WRITTEN PROBLEM:
Lines that contain the string "name" are to be copied; leave out all others.

PROVIDED MATERIAL:

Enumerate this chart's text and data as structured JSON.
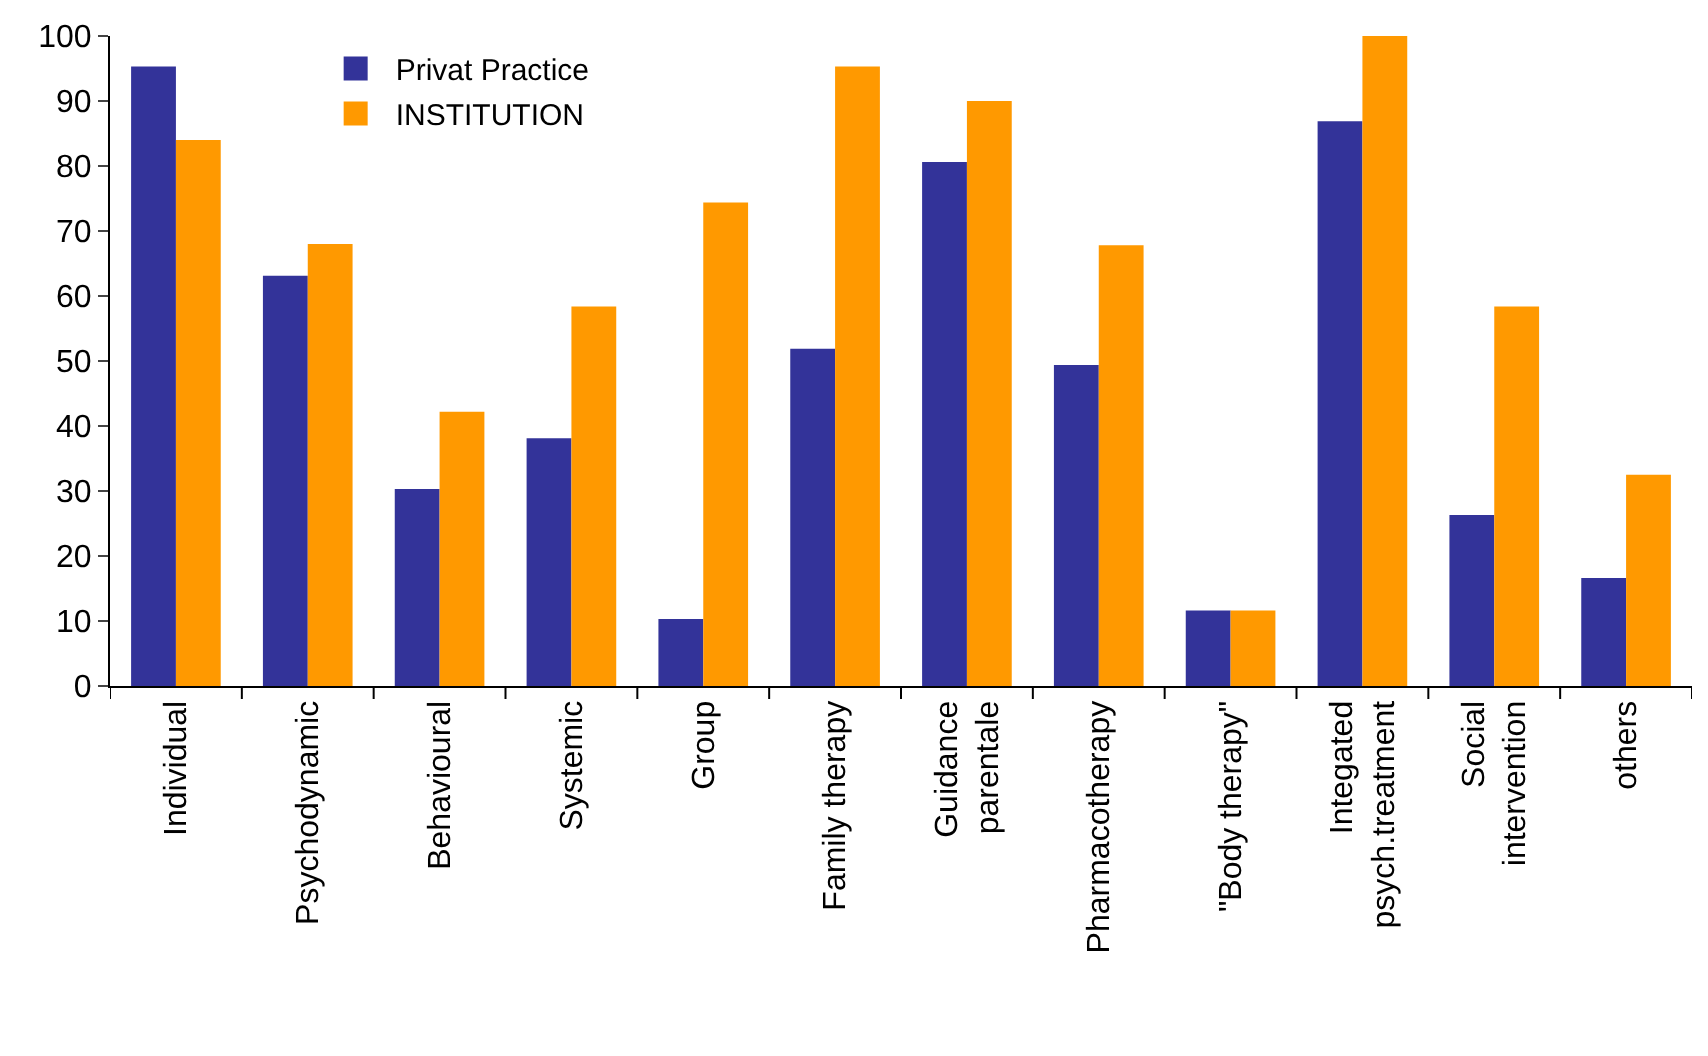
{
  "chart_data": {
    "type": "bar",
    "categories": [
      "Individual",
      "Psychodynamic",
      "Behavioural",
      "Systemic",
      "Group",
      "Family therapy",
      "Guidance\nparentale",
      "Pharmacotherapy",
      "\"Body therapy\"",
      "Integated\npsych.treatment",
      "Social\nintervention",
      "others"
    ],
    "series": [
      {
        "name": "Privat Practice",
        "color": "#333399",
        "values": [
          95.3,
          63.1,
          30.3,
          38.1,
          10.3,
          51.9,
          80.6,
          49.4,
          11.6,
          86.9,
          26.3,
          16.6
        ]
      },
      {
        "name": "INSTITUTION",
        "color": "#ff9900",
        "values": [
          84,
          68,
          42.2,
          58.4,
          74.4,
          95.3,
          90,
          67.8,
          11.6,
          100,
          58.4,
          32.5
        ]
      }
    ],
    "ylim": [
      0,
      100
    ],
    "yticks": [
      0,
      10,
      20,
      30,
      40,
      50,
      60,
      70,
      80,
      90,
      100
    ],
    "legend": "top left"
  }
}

RESULT FOR THIS TASK:
        "name": "Privat Practice",
        "name": "INSTITUTION",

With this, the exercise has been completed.